__STATED GOAL__. Make an exact copy of all the entries, with the pictures left out.

.....

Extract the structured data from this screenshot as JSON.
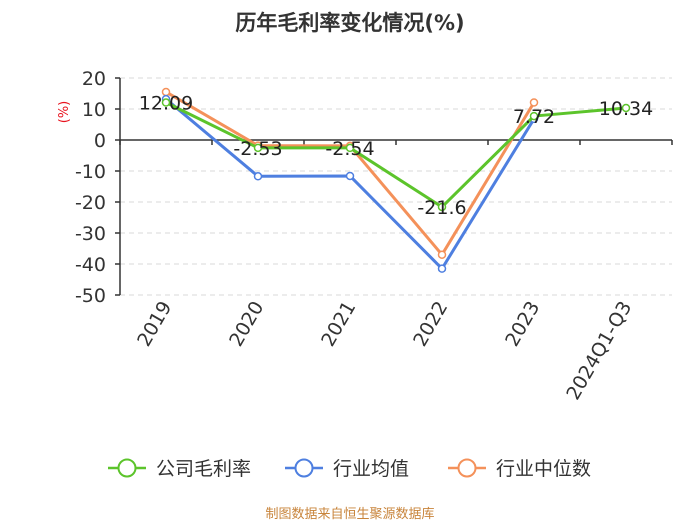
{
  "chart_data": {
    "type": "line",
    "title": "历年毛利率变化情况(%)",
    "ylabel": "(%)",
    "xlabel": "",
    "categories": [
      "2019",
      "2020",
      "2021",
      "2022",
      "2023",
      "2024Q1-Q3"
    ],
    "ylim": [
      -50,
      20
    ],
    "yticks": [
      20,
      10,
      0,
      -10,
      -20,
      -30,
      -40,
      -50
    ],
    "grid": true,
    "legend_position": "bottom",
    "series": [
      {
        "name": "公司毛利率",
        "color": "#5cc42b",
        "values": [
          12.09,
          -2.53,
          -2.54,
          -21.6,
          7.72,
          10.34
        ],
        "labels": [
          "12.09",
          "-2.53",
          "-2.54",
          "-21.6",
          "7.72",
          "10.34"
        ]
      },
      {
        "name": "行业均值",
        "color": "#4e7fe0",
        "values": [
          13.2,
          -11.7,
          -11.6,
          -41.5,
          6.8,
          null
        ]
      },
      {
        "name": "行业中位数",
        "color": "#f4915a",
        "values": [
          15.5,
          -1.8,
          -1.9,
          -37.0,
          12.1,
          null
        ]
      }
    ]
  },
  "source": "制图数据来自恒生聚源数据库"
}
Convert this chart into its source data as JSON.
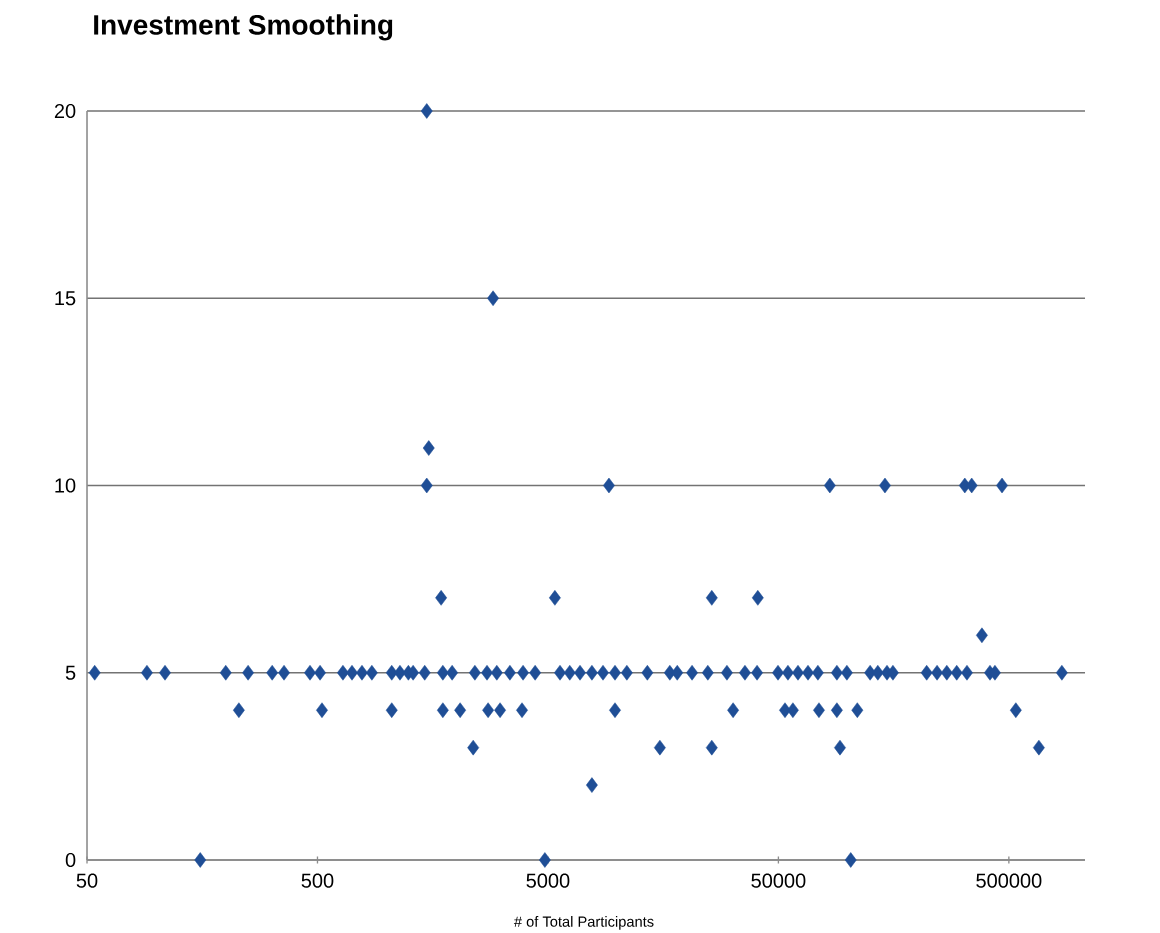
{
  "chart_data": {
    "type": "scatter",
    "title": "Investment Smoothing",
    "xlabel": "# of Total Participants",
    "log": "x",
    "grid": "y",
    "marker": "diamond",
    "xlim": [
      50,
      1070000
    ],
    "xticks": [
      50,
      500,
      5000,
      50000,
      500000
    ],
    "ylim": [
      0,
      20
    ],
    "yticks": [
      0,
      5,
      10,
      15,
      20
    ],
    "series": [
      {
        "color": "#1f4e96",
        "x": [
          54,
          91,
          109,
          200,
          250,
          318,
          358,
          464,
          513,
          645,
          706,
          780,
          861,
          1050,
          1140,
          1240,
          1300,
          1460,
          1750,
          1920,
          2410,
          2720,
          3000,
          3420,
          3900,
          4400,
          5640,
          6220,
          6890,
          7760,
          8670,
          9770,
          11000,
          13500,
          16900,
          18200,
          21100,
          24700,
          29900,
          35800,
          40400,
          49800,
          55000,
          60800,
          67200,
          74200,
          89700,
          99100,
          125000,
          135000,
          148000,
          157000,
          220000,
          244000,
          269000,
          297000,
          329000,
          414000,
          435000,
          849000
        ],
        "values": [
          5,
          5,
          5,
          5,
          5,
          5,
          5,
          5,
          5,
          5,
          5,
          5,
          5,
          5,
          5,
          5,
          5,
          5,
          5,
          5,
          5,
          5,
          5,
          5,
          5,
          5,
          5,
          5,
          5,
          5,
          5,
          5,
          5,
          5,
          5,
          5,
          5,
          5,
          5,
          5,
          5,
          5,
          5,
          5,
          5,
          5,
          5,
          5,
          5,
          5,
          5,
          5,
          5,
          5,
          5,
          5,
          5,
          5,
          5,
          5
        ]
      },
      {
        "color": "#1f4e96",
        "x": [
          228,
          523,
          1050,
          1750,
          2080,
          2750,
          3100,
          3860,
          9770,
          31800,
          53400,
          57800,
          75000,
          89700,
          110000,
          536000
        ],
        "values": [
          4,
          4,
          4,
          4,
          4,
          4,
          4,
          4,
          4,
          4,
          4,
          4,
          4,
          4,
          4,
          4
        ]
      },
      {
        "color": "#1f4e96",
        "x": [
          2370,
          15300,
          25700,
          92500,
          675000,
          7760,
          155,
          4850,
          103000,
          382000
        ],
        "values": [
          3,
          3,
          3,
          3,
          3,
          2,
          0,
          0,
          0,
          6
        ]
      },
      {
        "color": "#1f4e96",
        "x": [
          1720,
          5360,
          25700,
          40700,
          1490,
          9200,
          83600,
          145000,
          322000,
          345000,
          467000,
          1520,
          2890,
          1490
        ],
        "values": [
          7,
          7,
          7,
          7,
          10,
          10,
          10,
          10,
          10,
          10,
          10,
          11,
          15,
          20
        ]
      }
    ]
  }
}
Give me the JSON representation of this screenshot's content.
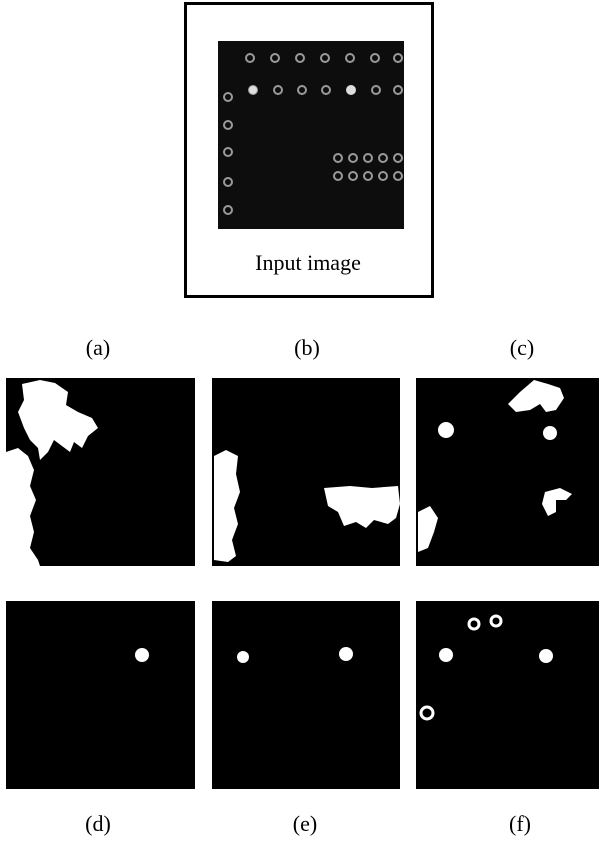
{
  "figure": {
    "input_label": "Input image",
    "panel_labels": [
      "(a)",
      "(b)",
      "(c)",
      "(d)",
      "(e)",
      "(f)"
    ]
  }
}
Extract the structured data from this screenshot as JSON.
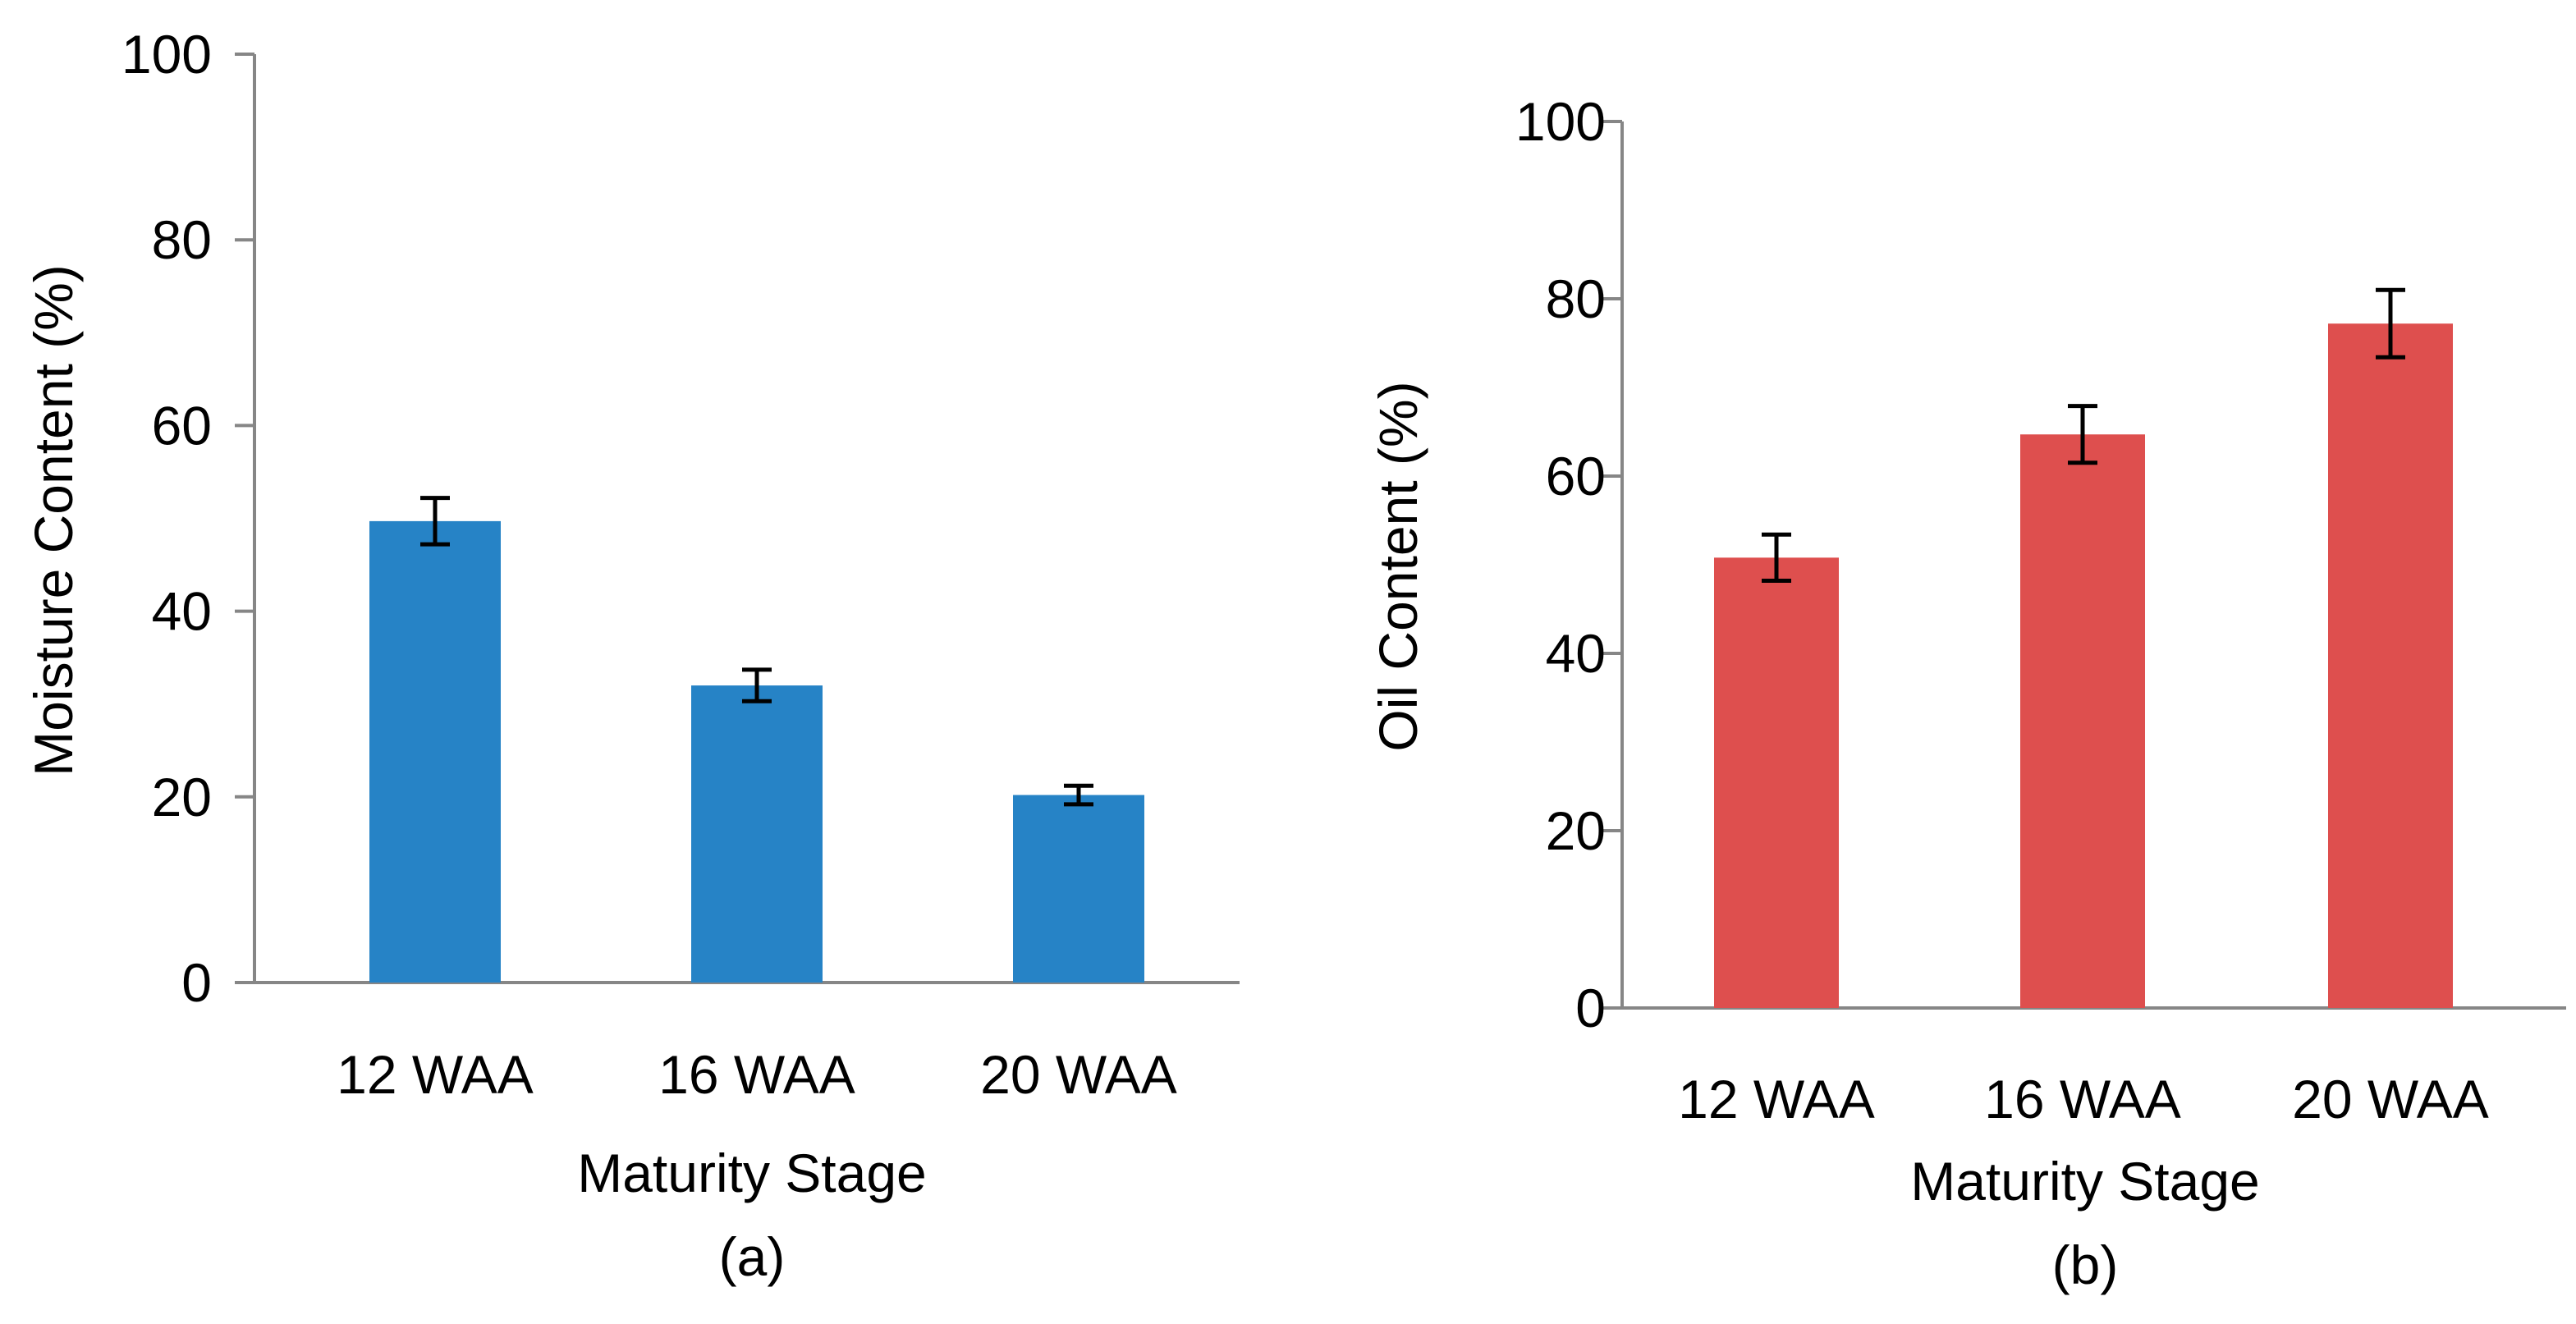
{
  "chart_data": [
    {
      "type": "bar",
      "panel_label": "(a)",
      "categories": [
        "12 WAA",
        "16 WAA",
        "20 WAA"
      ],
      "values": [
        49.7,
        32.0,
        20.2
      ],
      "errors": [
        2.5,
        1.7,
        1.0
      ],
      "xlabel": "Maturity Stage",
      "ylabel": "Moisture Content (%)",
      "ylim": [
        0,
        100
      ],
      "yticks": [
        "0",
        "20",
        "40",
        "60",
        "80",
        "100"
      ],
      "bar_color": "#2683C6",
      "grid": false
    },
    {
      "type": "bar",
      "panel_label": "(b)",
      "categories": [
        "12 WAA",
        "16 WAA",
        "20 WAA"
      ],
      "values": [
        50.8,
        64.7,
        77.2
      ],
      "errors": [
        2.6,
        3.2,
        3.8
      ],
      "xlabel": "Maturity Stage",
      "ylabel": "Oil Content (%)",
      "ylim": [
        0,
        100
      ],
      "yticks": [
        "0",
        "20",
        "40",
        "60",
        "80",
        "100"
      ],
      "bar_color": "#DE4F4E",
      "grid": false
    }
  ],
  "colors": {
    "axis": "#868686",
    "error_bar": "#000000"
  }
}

.....

__WRITTEN RESPONSE__.
Extract the structured data from this screenshot as JSON.
{
  "chart_data": {
    "type": "line",
    "title": "历年毛利率变化情况(%)",
    "ylabel": "(%)",
    "xlabel": "",
    "categories": [
      "2019",
      "2020",
      "2021",
      "2022",
      "2023",
      "2024Q1-Q3"
    ],
    "ylim": [
      -50,
      20
    ],
    "yticks": [
      20,
      10,
      0,
      -10,
      -20,
      -30,
      -40,
      -50
    ],
    "grid": true,
    "legend_position": "bottom",
    "series": [
      {
        "name": "公司毛利率",
        "color": "#5cc42b",
        "values": [
          12.09,
          -2.53,
          -2.54,
          -21.6,
          7.72,
          10.34
        ],
        "labels": [
          "12.09",
          "-2.53",
          "-2.54",
          "-21.6",
          "7.72",
          "10.34"
        ]
      },
      {
        "name": "行业均值",
        "color": "#4e7fe0",
        "values": [
          13.2,
          -11.7,
          -11.6,
          -41.5,
          6.8,
          null
        ]
      },
      {
        "name": "行业中位数",
        "color": "#f4915a",
        "values": [
          15.5,
          -1.8,
          -1.9,
          -37.0,
          12.1,
          null
        ]
      }
    ]
  },
  "source": "制图数据来自恒生聚源数据库"
}
Convert this chart into its source data as JSON.
{
  "chart_data": {
    "type": "scatter",
    "title": "Investment Smoothing",
    "xlabel": "# of Total Participants",
    "log": "x",
    "grid": "y",
    "marker": "diamond",
    "xlim": [
      50,
      1070000
    ],
    "xticks": [
      50,
      500,
      5000,
      50000,
      500000
    ],
    "ylim": [
      0,
      20
    ],
    "yticks": [
      0,
      5,
      10,
      15,
      20
    ],
    "series": [
      {
        "color": "#1f4e96",
        "x": [
          54,
          91,
          109,
          200,
          250,
          318,
          358,
          464,
          513,
          645,
          706,
          780,
          861,
          1050,
          1140,
          1240,
          1300,
          1460,
          1750,
          1920,
          2410,
          2720,
          3000,
          3420,
          3900,
          4400,
          5640,
          6220,
          6890,
          7760,
          8670,
          9770,
          11000,
          13500,
          16900,
          18200,
          21100,
          24700,
          29900,
          35800,
          40400,
          49800,
          55000,
          60800,
          67200,
          74200,
          89700,
          99100,
          125000,
          135000,
          148000,
          157000,
          220000,
          244000,
          269000,
          297000,
          329000,
          414000,
          435000,
          849000
        ],
        "values": [
          5,
          5,
          5,
          5,
          5,
          5,
          5,
          5,
          5,
          5,
          5,
          5,
          5,
          5,
          5,
          5,
          5,
          5,
          5,
          5,
          5,
          5,
          5,
          5,
          5,
          5,
          5,
          5,
          5,
          5,
          5,
          5,
          5,
          5,
          5,
          5,
          5,
          5,
          5,
          5,
          5,
          5,
          5,
          5,
          5,
          5,
          5,
          5,
          5,
          5,
          5,
          5,
          5,
          5,
          5,
          5,
          5,
          5,
          5,
          5
        ]
      },
      {
        "color": "#1f4e96",
        "x": [
          228,
          523,
          1050,
          1750,
          2080,
          2750,
          3100,
          3860,
          9770,
          31800,
          53400,
          57800,
          75000,
          89700,
          110000,
          536000
        ],
        "values": [
          4,
          4,
          4,
          4,
          4,
          4,
          4,
          4,
          4,
          4,
          4,
          4,
          4,
          4,
          4,
          4
        ]
      },
      {
        "color": "#1f4e96",
        "x": [
          2370,
          15300,
          25700,
          92500,
          675000,
          7760,
          155,
          4850,
          103000,
          382000
        ],
        "values": [
          3,
          3,
          3,
          3,
          3,
          2,
          0,
          0,
          0,
          6
        ]
      },
      {
        "color": "#1f4e96",
        "x": [
          1720,
          5360,
          25700,
          40700,
          1490,
          9200,
          83600,
          145000,
          322000,
          345000,
          467000,
          1520,
          2890,
          1490
        ],
        "values": [
          7,
          7,
          7,
          7,
          10,
          10,
          10,
          10,
          10,
          10,
          10,
          11,
          15,
          20
        ]
      }
    ]
  }
}
Give me the JSON representation of this screenshot's content.
{
  "figure": {
    "input_label": "Input image",
    "panel_labels": [
      "(a)",
      "(b)",
      "(c)",
      "(d)",
      "(e)",
      "(f)"
    ]
  }
}
Extract the structured data from this screenshot as JSON.
{
  "chart_data": [
    {
      "type": "bar",
      "panel_label": "(a)",
      "categories": [
        "12 WAA",
        "16 WAA",
        "20 WAA"
      ],
      "values": [
        49.7,
        32.0,
        20.2
      ],
      "errors": [
        2.5,
        1.7,
        1.0
      ],
      "xlabel": "Maturity Stage",
      "ylabel": "Moisture Content (%)",
      "ylim": [
        0,
        100
      ],
      "yticks": [
        "0",
        "20",
        "40",
        "60",
        "80",
        "100"
      ],
      "bar_color": "#2683C6",
      "grid": false
    },
    {
      "type": "bar",
      "panel_label": "(b)",
      "categories": [
        "12 WAA",
        "16 WAA",
        "20 WAA"
      ],
      "values": [
        50.8,
        64.7,
        77.2
      ],
      "errors": [
        2.6,
        3.2,
        3.8
      ],
      "xlabel": "Maturity Stage",
      "ylabel": "Oil Content (%)",
      "ylim": [
        0,
        100
      ],
      "yticks": [
        "0",
        "20",
        "40",
        "60",
        "80",
        "100"
      ],
      "bar_color": "#DE4F4E",
      "grid": false
    }
  ],
  "colors": {
    "axis": "#868686",
    "error_bar": "#000000"
  }
}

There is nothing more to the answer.